▸ Stated problem
Below is the data. Give it again, complete and exact.

▸ Data provided
####################

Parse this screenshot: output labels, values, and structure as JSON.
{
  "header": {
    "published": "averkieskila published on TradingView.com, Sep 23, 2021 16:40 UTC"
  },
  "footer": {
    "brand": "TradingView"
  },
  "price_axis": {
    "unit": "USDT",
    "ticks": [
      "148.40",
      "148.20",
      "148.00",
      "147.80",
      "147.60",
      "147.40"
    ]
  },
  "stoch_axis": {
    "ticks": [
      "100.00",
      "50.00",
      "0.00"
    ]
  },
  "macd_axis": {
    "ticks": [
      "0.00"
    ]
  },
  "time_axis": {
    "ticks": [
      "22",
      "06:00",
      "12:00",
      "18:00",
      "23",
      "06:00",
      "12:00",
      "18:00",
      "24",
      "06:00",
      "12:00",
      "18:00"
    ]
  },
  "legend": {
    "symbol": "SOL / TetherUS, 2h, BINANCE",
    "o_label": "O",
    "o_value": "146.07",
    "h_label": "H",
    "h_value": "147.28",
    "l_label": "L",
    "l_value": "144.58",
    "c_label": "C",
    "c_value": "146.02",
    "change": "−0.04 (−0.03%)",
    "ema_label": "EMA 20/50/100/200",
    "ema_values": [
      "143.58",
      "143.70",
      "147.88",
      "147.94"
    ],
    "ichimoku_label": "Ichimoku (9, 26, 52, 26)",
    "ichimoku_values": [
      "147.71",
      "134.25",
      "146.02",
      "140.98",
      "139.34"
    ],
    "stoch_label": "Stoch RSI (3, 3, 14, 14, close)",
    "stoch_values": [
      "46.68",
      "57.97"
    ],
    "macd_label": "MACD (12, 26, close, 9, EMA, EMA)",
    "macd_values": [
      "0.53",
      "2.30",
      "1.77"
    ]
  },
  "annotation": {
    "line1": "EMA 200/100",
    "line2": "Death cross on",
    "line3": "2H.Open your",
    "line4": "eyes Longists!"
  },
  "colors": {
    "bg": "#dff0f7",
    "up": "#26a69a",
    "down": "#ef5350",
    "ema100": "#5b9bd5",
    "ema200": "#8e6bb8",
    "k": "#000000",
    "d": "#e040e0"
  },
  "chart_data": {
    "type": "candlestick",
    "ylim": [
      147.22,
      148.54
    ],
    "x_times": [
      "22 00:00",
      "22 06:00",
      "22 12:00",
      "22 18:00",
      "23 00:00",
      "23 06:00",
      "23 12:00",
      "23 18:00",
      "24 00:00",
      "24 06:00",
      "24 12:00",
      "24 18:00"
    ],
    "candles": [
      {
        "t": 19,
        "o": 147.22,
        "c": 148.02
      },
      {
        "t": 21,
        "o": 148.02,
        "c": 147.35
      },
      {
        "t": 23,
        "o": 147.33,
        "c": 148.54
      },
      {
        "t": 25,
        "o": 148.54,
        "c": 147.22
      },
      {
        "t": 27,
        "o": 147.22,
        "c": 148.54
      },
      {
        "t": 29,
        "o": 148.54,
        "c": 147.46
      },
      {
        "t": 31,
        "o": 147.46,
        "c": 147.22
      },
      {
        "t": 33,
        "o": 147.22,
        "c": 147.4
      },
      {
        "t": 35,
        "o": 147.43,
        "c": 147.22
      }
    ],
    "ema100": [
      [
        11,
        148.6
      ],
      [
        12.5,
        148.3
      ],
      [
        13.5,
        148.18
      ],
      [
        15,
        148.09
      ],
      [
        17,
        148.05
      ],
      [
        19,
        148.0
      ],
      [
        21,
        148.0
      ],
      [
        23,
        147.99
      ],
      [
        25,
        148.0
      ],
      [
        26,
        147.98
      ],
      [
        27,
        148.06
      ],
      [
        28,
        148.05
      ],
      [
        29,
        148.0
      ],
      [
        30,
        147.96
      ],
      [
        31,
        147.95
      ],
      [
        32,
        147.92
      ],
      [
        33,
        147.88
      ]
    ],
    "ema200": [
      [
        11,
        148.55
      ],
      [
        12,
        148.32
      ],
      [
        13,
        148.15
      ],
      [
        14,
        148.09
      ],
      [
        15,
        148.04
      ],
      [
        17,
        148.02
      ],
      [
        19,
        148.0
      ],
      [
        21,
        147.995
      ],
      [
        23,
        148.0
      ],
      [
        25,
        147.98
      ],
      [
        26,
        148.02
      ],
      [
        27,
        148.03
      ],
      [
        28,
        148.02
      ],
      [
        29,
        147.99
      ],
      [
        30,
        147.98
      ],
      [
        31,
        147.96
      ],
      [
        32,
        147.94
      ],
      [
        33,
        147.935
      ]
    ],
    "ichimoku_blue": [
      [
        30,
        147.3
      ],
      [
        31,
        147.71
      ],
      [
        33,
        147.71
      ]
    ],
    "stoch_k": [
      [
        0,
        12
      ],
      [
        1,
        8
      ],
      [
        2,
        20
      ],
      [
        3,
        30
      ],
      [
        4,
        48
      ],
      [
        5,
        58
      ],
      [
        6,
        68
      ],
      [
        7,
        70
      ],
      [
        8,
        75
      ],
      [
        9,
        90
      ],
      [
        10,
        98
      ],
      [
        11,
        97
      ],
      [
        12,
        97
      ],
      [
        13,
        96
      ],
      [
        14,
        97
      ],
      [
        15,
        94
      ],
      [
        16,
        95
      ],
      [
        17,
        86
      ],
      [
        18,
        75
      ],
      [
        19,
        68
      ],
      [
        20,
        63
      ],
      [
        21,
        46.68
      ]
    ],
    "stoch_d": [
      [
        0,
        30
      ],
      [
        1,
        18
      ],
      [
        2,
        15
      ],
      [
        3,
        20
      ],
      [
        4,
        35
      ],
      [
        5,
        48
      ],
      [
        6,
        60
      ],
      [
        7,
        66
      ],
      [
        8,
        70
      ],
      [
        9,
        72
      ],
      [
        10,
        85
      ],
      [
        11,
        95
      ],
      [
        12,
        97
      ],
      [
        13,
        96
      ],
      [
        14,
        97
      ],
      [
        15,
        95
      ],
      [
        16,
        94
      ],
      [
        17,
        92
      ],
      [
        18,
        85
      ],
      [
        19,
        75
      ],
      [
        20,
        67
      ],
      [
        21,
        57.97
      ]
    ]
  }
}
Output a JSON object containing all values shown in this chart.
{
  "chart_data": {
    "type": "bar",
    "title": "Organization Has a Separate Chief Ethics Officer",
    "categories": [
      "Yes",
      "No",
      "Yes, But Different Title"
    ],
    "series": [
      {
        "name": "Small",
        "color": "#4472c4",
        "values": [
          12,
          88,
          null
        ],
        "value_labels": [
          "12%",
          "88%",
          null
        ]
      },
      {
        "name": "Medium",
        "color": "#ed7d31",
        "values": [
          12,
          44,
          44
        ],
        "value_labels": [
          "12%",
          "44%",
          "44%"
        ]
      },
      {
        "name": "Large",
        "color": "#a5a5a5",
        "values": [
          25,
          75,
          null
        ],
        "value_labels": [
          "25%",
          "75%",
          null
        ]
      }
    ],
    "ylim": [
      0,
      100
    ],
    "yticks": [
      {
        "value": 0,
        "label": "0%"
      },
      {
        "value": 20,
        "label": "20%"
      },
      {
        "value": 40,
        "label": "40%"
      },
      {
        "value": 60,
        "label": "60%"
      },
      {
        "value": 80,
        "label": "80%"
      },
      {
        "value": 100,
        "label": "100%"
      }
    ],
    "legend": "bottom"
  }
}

####################

▸ Solution below
Parse this screenshot: output labels, values, and structure as JSON.
{
  "header": {
    "published": "averkieskila published on TradingView.com, Sep 23, 2021 16:40 UTC"
  },
  "footer": {
    "brand": "TradingView"
  },
  "price_axis": {
    "unit": "USDT",
    "ticks": [
      "148.40",
      "148.20",
      "148.00",
      "147.80",
      "147.60",
      "147.40"
    ]
  },
  "stoch_axis": {
    "ticks": [
      "100.00",
      "50.00",
      "0.00"
    ]
  },
  "macd_axis": {
    "ticks": [
      "0.00"
    ]
  },
  "time_axis": {
    "ticks": [
      "22",
      "06:00",
      "12:00",
      "18:00",
      "23",
      "06:00",
      "12:00",
      "18:00",
      "24",
      "06:00",
      "12:00",
      "18:00"
    ]
  },
  "legend": {
    "symbol": "SOL / TetherUS, 2h, BINANCE",
    "o_label": "O",
    "o_value": "146.07",
    "h_label": "H",
    "h_value": "147.28",
    "l_label": "L",
    "l_value": "144.58",
    "c_label": "C",
    "c_value": "146.02",
    "change": "−0.04 (−0.03%)",
    "ema_label": "EMA 20/50/100/200",
    "ema_values": [
      "143.58",
      "143.70",
      "147.88",
      "147.94"
    ],
    "ichimoku_label": "Ichimoku (9, 26, 52, 26)",
    "ichimoku_values": [
      "147.71",
      "134.25",
      "146.02",
      "140.98",
      "139.34"
    ],
    "stoch_label": "Stoch RSI (3, 3, 14, 14, close)",
    "stoch_values": [
      "46.68",
      "57.97"
    ],
    "macd_label": "MACD (12, 26, close, 9, EMA, EMA)",
    "macd_values": [
      "0.53",
      "2.30",
      "1.77"
    ]
  },
  "annotation": {
    "line1": "EMA 200/100",
    "line2": "Death cross on",
    "line3": "2H.Open your",
    "line4": "eyes Longists!"
  },
  "colors": {
    "bg": "#dff0f7",
    "up": "#26a69a",
    "down": "#ef5350",
    "ema100": "#5b9bd5",
    "ema200": "#8e6bb8",
    "k": "#000000",
    "d": "#e040e0"
  },
  "chart_data": {
    "type": "candlestick",
    "ylim": [
      147.22,
      148.54
    ],
    "x_times": [
      "22 00:00",
      "22 06:00",
      "22 12:00",
      "22 18:00",
      "23 00:00",
      "23 06:00",
      "23 12:00",
      "23 18:00",
      "24 00:00",
      "24 06:00",
      "24 12:00",
      "24 18:00"
    ],
    "candles": [
      {
        "t": 19,
        "o": 147.22,
        "c": 148.02
      },
      {
        "t": 21,
        "o": 148.02,
        "c": 147.35
      },
      {
        "t": 23,
        "o": 147.33,
        "c": 148.54
      },
      {
        "t": 25,
        "o": 148.54,
        "c": 147.22
      },
      {
        "t": 27,
        "o": 147.22,
        "c": 148.54
      },
      {
        "t": 29,
        "o": 148.54,
        "c": 147.46
      },
      {
        "t": 31,
        "o": 147.46,
        "c": 147.22
      },
      {
        "t": 33,
        "o": 147.22,
        "c": 147.4
      },
      {
        "t": 35,
        "o": 147.43,
        "c": 147.22
      }
    ],
    "ema100": [
      [
        11,
        148.6
      ],
      [
        12.5,
        148.3
      ],
      [
        13.5,
        148.18
      ],
      [
        15,
        148.09
      ],
      [
        17,
        148.05
      ],
      [
        19,
        148.0
      ],
      [
        21,
        148.0
      ],
      [
        23,
        147.99
      ],
      [
        25,
        148.0
      ],
      [
        26,
        147.98
      ],
      [
        27,
        148.06
      ],
      [
        28,
        148.05
      ],
      [
        29,
        148.0
      ],
      [
        30,
        147.96
      ],
      [
        31,
        147.95
      ],
      [
        32,
        147.92
      ],
      [
        33,
        147.88
      ]
    ],
    "ema200": [
      [
        11,
        148.55
      ],
      [
        12,
        148.32
      ],
      [
        13,
        148.15
      ],
      [
        14,
        148.09
      ],
      [
        15,
        148.04
      ],
      [
        17,
        148.02
      ],
      [
        19,
        148.0
      ],
      [
        21,
        147.995
      ],
      [
        23,
        148.0
      ],
      [
        25,
        147.98
      ],
      [
        26,
        148.02
      ],
      [
        27,
        148.03
      ],
      [
        28,
        148.02
      ],
      [
        29,
        147.99
      ],
      [
        30,
        147.98
      ],
      [
        31,
        147.96
      ],
      [
        32,
        147.94
      ],
      [
        33,
        147.935
      ]
    ],
    "ichimoku_blue": [
      [
        30,
        147.3
      ],
      [
        31,
        147.71
      ],
      [
        33,
        147.71
      ]
    ],
    "stoch_k": [
      [
        0,
        12
      ],
      [
        1,
        8
      ],
      [
        2,
        20
      ],
      [
        3,
        30
      ],
      [
        4,
        48
      ],
      [
        5,
        58
      ],
      [
        6,
        68
      ],
      [
        7,
        70
      ],
      [
        8,
        75
      ],
      [
        9,
        90
      ],
      [
        10,
        98
      ],
      [
        11,
        97
      ],
      [
        12,
        97
      ],
      [
        13,
        96
      ],
      [
        14,
        97
      ],
      [
        15,
        94
      ],
      [
        16,
        95
      ],
      [
        17,
        86
      ],
      [
        18,
        75
      ],
      [
        19,
        68
      ],
      [
        20,
        63
      ],
      [
        21,
        46.68
      ]
    ],
    "stoch_d": [
      [
        0,
        30
      ],
      [
        1,
        18
      ],
      [
        2,
        15
      ],
      [
        3,
        20
      ],
      [
        4,
        35
      ],
      [
        5,
        48
      ],
      [
        6,
        60
      ],
      [
        7,
        66
      ],
      [
        8,
        70
      ],
      [
        9,
        72
      ],
      [
        10,
        85
      ],
      [
        11,
        95
      ],
      [
        12,
        97
      ],
      [
        13,
        96
      ],
      [
        14,
        97
      ],
      [
        15,
        95
      ],
      [
        16,
        94
      ],
      [
        17,
        92
      ],
      [
        18,
        85
      ],
      [
        19,
        75
      ],
      [
        20,
        67
      ],
      [
        21,
        57.97
      ]
    ]
  }
}
Output a JSON object containing all values shown in this chart.
{
  "chart_data": {
    "type": "bar",
    "title": "Organization Has a Separate Chief Ethics Officer",
    "categories": [
      "Yes",
      "No",
      "Yes, But Different Title"
    ],
    "series": [
      {
        "name": "Small",
        "color": "#4472c4",
        "values": [
          12,
          88,
          null
        ],
        "value_labels": [
          "12%",
          "88%",
          null
        ]
      },
      {
        "name": "Medium",
        "color": "#ed7d31",
        "values": [
          12,
          44,
          44
        ],
        "value_labels": [
          "12%",
          "44%",
          "44%"
        ]
      },
      {
        "name": "Large",
        "color": "#a5a5a5",
        "values": [
          25,
          75,
          null
        ],
        "value_labels": [
          "25%",
          "75%",
          null
        ]
      }
    ],
    "ylim": [
      0,
      100
    ],
    "yticks": [
      {
        "value": 0,
        "label": "0%"
      },
      {
        "value": 20,
        "label": "20%"
      },
      {
        "value": 40,
        "label": "40%"
      },
      {
        "value": 60,
        "label": "60%"
      },
      {
        "value": 80,
        "label": "80%"
      },
      {
        "value": 100,
        "label": "100%"
      }
    ],
    "legend": "bottom"
  }
}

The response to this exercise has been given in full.